**** 所给文本 ****
电影信息爬取与聚类分析
要求:爬取电影相关数据,条数不小于1000,结构自定,要求包含情感信息,类别,评论关键词等,然后基于这些信息根据用户的喜好做相关性聚类。
一、总体设计
(1)爬取豆瓣电影中的50部电影数据,包括片名、国家、时长、主演、导演、类型、评分、评价人数等信息
(2)爬取各部电影的短评数据,包括用户名、评价、评论、赞同数等
(3)对爬取的数据进行处理并写入相应的csv文件中
(4)读取csv文件,对数据进行分析处理,抛去不参与聚类的特征,将非数值型特征转换为数值型特征。
(5)对数据进行降维处理,并通过K-means进行聚类
(6)将聚类结果可视化,并进行结果分析与总结
二、详细设计
(1)爬取豆瓣电影中的50部电影数据,包括片名、国家、时长、主演、导演、类型、评分、评价人数等信息
//导入库函数
import json
import re
import requests
from lxml import etree
import numpy as np
import csv
header = {
"User-Agent":"Mozilla/5.0 (Windows NT 10.0; Win64; x64) AppleWebKit/537.36 (KHTML, like Gecko) Chrome/79.0.3945.130 Safari/537.36"}
res = requests.get(url="https://movie.douban.com/top250?start=0&filter=",headers=header)#排名1-20的影片地址
res1 =requests.get(url="https://movie.douban.com/top250?start=225&filter=",headers=header)#排名21-40的影片地址
res.encoding = 'utf8'
res1.encoding = 'utf8'
text = res.text
text1=res1.text
tree = etree.HTML(text)
tree1 = etree.HTML(text1)
items = tree.xpath('//ol/li/div/div[@class="info"]')
items1 = tree1.xpath('//ol/li/div/div[@class="info"]')
director = [] #导演
film = [] #影片名
film_date = [] #上映时间
film_country = [] #拍摄国家
film_type = [] #类型
star = [] #评分
assess_num = [] #评价人数
quote = [] #推荐语
url = [] #影片地址
#获取排名1-20的电影信息
for item in items:
film_url = item.xpath("./div[@class='hd']/a/@href")
url.append(film_url[0])
film_name = item.xpath("./div[@class='hd']/a/span[1]/text()")[0]
film.append(film_name)
f_info = item.xpath("./div[@class='bd']/p[1]/text()")
****
* **任务说明 1**
把电影信息爬取与聚类分析一文中以“要求:爬取电影相关数据”开头的段落改写成简短的要点列表,保留主要内容。
* **任务说明 2**
接着电影信息爬取与聚类分析一文最后一行往下写。
**** 存储数据 ****
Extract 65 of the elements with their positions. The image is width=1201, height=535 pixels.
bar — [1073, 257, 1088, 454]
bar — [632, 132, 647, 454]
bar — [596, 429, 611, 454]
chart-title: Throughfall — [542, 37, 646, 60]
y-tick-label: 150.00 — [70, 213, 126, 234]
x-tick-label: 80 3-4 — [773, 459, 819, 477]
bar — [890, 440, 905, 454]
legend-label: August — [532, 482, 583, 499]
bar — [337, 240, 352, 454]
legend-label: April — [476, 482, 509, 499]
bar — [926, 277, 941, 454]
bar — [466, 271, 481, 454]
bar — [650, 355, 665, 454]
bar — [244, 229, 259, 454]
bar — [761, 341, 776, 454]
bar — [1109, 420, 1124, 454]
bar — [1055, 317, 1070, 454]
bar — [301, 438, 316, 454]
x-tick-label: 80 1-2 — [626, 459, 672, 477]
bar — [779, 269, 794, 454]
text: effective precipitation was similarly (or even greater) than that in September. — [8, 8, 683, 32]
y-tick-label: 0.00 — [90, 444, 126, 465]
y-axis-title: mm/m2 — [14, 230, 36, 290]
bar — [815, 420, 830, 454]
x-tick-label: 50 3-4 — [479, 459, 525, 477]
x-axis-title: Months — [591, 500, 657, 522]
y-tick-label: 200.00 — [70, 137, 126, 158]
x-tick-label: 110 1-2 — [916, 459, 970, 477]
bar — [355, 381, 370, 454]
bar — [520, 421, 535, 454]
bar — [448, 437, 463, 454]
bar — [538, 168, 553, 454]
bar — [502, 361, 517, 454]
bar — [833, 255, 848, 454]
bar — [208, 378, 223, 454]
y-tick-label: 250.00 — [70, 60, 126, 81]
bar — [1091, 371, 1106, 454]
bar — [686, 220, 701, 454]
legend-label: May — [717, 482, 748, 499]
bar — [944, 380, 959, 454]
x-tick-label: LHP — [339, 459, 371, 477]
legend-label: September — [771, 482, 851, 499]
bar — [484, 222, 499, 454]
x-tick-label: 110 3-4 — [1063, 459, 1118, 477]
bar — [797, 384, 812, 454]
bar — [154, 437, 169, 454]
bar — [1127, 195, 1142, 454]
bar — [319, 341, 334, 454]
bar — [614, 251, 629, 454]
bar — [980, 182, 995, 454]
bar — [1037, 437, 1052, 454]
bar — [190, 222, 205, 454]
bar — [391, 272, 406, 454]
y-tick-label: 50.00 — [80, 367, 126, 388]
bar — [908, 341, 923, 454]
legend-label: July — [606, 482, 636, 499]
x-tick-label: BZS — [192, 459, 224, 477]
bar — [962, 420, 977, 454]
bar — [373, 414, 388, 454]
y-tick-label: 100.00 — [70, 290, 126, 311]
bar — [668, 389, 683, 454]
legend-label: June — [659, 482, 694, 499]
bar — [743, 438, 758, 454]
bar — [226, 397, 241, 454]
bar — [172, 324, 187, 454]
****
* **练习结果 1**
- 爬取电影相关数据,不少于1000条,结构自定
- 数据要包含情感信息、类别、评论关键词等
- 根据这些信息,按用户喜好做相关性聚类

* **练习结果 2**
info_1 = f_info[1].replace("\xa0","").replace("\n"," ").split("/")
film_date.append(info_1[0].replace(" ",""))
country =info_1[1]
film_country.append(country)
film_type.append(info_1[2].replace(" ",""))
f_info = f_info[0].replace("\n","").split(' ')
director_deal = f_info[4].split(":")[1].replace("主演","").replace("...","").replace("主","").replace("\xa0","").replace("\n"," ")
director.append(director_deal)
film_star = item.xpath("./div[@class='bd']/div[@class='star']/span[@class='rating_num']/text()")
star.append(film_star[0])
film_assess = item.xpath("./div[@class='bd']/div[@class='star']/span/text()")[1].replace("人评价","")
assess_num.append(film_assess)
film_quote = item.xpath("./div[@class='bd']/p/span[@class='inq']/text()")
if len(film_quote)==0:
film_quote = "无"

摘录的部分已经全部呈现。